Short task:
No images are to be carried over; print all other material exactly as it stands.

Record excerpts:
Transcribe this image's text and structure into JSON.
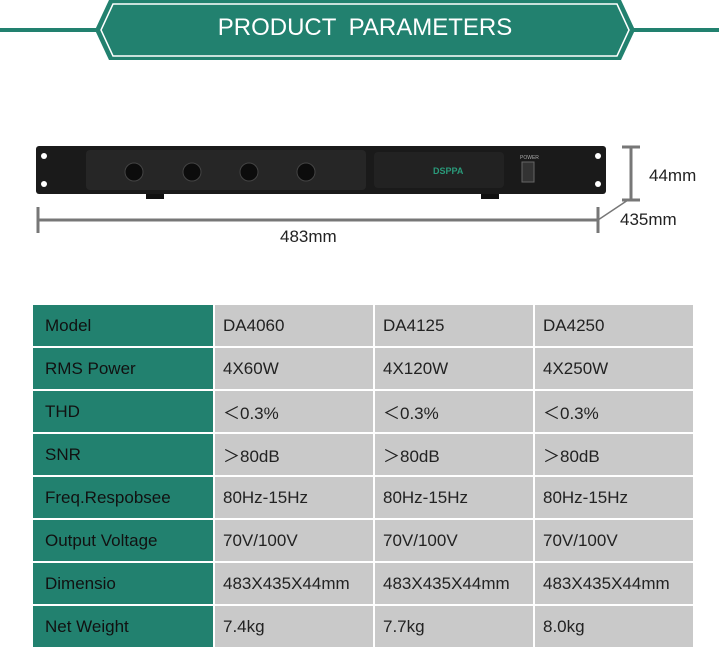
{
  "header": {
    "title": "PRODUCT  PARAMETERS",
    "accent": "#22816f"
  },
  "product_image": {
    "brand_logo": "DSPPA",
    "power_label": "POWER"
  },
  "dimensions": {
    "height": "44mm",
    "depth": "435mm",
    "width": "483mm"
  },
  "table": {
    "rows": [
      {
        "label": "Model",
        "values": [
          "DA4060",
          "DA4125",
          "DA4250"
        ]
      },
      {
        "label": "RMS Power",
        "values": [
          "4X60W",
          "4X120W",
          "4X250W"
        ]
      },
      {
        "label": "THD",
        "values": [
          "＜0.3%",
          "＜0.3%",
          "＜0.3%"
        ]
      },
      {
        "label": "SNR",
        "values": [
          "＞80dB",
          "＞80dB",
          "＞80dB"
        ]
      },
      {
        "label": "Freq.Respobsee",
        "values": [
          "80Hz-15Hz",
          "80Hz-15Hz",
          "80Hz-15Hz"
        ]
      },
      {
        "label": "Output Voltage",
        "values": [
          "70V/100V",
          "70V/100V",
          "70V/100V"
        ]
      },
      {
        "label": "Dimensio",
        "values": [
          "483X435X44mm",
          "483X435X44mm",
          "483X435X44mm"
        ]
      },
      {
        "label": "Net Weight",
        "values": [
          "7.4kg",
          "7.7kg",
          "8.0kg"
        ]
      }
    ]
  }
}
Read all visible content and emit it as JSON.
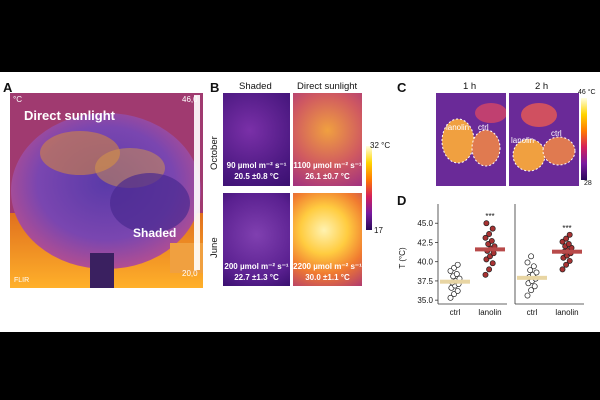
{
  "panels": {
    "a": {
      "label": "A",
      "scale_top": "46,0",
      "scale_bottom": "20,0",
      "unit": "°C",
      "text_sun": "Direct sunlight",
      "text_shade": "Shaded",
      "brand": "FLIR"
    },
    "b": {
      "label": "B",
      "col_shaded": "Shaded",
      "col_sun": "Direct sunlight",
      "row_october": "October",
      "row_june": "June",
      "scale_top": "32 °C",
      "scale_bottom": "17",
      "cells": [
        {
          "line1": "90 µmol m⁻² s⁻¹",
          "line2": "20.5 ±0.8 °C"
        },
        {
          "line1": "1100 µmol m⁻² s⁻¹",
          "line2": "26.1 ±0.7 °C"
        },
        {
          "line1": "200 µmol m⁻² s⁻¹",
          "line2": "22.7 ±1.3 °C"
        },
        {
          "line1": "2200 µmol m⁻² s⁻¹",
          "line2": "30.0 ±1.1 °C"
        }
      ]
    },
    "c": {
      "label": "C",
      "col_1h": "1 h",
      "col_2h": "2 h",
      "lanolin": "lanolin",
      "ctrl": "ctrl",
      "scale_top": "46 °C",
      "scale_bottom": "28"
    },
    "d": {
      "label": "D",
      "sig": "***"
    }
  },
  "chart_data": {
    "type": "scatter",
    "ylabel": "T (°C)",
    "ylim": [
      34.5,
      47.5
    ],
    "yticks": [
      "35.0",
      "37.5",
      "40.0",
      "42.5",
      "45.0"
    ],
    "groups": [
      {
        "panel": "1 h",
        "category": "ctrl",
        "mean": 37.4,
        "values": [
          35.3,
          35.8,
          36.2,
          36.6,
          36.9,
          37.1,
          37.3,
          37.5,
          37.8,
          38.1,
          38.4,
          38.8,
          39.2,
          39.6
        ]
      },
      {
        "panel": "1 h",
        "category": "lanolin",
        "mean": 41.6,
        "values": [
          38.3,
          39.0,
          39.8,
          40.3,
          40.7,
          41.1,
          41.4,
          41.7,
          42.0,
          42.3,
          42.7,
          43.1,
          43.6,
          44.3,
          45.0
        ]
      },
      {
        "panel": "2 h",
        "category": "ctrl",
        "mean": 37.9,
        "values": [
          35.6,
          36.3,
          36.8,
          37.2,
          37.5,
          37.8,
          38.0,
          38.3,
          38.6,
          38.9,
          39.4,
          39.9,
          40.7
        ]
      },
      {
        "panel": "2 h",
        "category": "lanolin",
        "mean": 41.3,
        "values": [
          39.0,
          39.6,
          40.1,
          40.5,
          40.8,
          41.1,
          41.3,
          41.5,
          41.8,
          42.0,
          42.3,
          42.6,
          43.0,
          43.5
        ]
      }
    ],
    "colors": {
      "ctrl_mean": "#e8d5a3",
      "lanolin_mean": "#b84a4a",
      "lanolin_point": "#a83232",
      "ctrl_point": "#ffffff"
    }
  }
}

Exercise response:
Transcribe this image's text and structure into JSON.
{
  "header": {
    "title": "PRODUCT  PARAMETERS",
    "accent": "#22816f"
  },
  "product_image": {
    "brand_logo": "DSPPA",
    "power_label": "POWER"
  },
  "dimensions": {
    "height": "44mm",
    "depth": "435mm",
    "width": "483mm"
  },
  "table": {
    "rows": [
      {
        "label": "Model",
        "values": [
          "DA4060",
          "DA4125",
          "DA4250"
        ]
      },
      {
        "label": "RMS Power",
        "values": [
          "4X60W",
          "4X120W",
          "4X250W"
        ]
      },
      {
        "label": "THD",
        "values": [
          "＜0.3%",
          "＜0.3%",
          "＜0.3%"
        ]
      },
      {
        "label": "SNR",
        "values": [
          "＞80dB",
          "＞80dB",
          "＞80dB"
        ]
      },
      {
        "label": "Freq.Respobsee",
        "values": [
          "80Hz-15Hz",
          "80Hz-15Hz",
          "80Hz-15Hz"
        ]
      },
      {
        "label": "Output Voltage",
        "values": [
          "70V/100V",
          "70V/100V",
          "70V/100V"
        ]
      },
      {
        "label": "Dimensio",
        "values": [
          "483X435X44mm",
          "483X435X44mm",
          "483X435X44mm"
        ]
      },
      {
        "label": "Net Weight",
        "values": [
          "7.4kg",
          "7.7kg",
          "8.0kg"
        ]
      }
    ]
  }
}
Read all visible content and emit it as JSON.
{
  "panels": {
    "a": {
      "label": "A",
      "scale_top": "46,0",
      "scale_bottom": "20,0",
      "unit": "°C",
      "text_sun": "Direct sunlight",
      "text_shade": "Shaded",
      "brand": "FLIR"
    },
    "b": {
      "label": "B",
      "col_shaded": "Shaded",
      "col_sun": "Direct sunlight",
      "row_october": "October",
      "row_june": "June",
      "scale_top": "32 °C",
      "scale_bottom": "17",
      "cells": [
        {
          "line1": "90 µmol m⁻² s⁻¹",
          "line2": "20.5 ±0.8 °C"
        },
        {
          "line1": "1100 µmol m⁻² s⁻¹",
          "line2": "26.1 ±0.7 °C"
        },
        {
          "line1": "200 µmol m⁻² s⁻¹",
          "line2": "22.7 ±1.3 °C"
        },
        {
          "line1": "2200 µmol m⁻² s⁻¹",
          "line2": "30.0 ±1.1 °C"
        }
      ]
    },
    "c": {
      "label": "C",
      "col_1h": "1 h",
      "col_2h": "2 h",
      "lanolin": "lanolin",
      "ctrl": "ctrl",
      "scale_top": "46 °C",
      "scale_bottom": "28"
    },
    "d": {
      "label": "D",
      "sig": "***"
    }
  },
  "chart_data": {
    "type": "scatter",
    "ylabel": "T (°C)",
    "ylim": [
      34.5,
      47.5
    ],
    "yticks": [
      "35.0",
      "37.5",
      "40.0",
      "42.5",
      "45.0"
    ],
    "groups": [
      {
        "panel": "1 h",
        "category": "ctrl",
        "mean": 37.4,
        "values": [
          35.3,
          35.8,
          36.2,
          36.6,
          36.9,
          37.1,
          37.3,
          37.5,
          37.8,
          38.1,
          38.4,
          38.8,
          39.2,
          39.6
        ]
      },
      {
        "panel": "1 h",
        "category": "lanolin",
        "mean": 41.6,
        "values": [
          38.3,
          39.0,
          39.8,
          40.3,
          40.7,
          41.1,
          41.4,
          41.7,
          42.0,
          42.3,
          42.7,
          43.1,
          43.6,
          44.3,
          45.0
        ]
      },
      {
        "panel": "2 h",
        "category": "ctrl",
        "mean": 37.9,
        "values": [
          35.6,
          36.3,
          36.8,
          37.2,
          37.5,
          37.8,
          38.0,
          38.3,
          38.6,
          38.9,
          39.4,
          39.9,
          40.7
        ]
      },
      {
        "panel": "2 h",
        "category": "lanolin",
        "mean": 41.3,
        "values": [
          39.0,
          39.6,
          40.1,
          40.5,
          40.8,
          41.1,
          41.3,
          41.5,
          41.8,
          42.0,
          42.3,
          42.6,
          43.0,
          43.5
        ]
      }
    ],
    "colors": {
      "ctrl_mean": "#e8d5a3",
      "lanolin_mean": "#b84a4a",
      "lanolin_point": "#a83232",
      "ctrl_point": "#ffffff"
    }
  }
}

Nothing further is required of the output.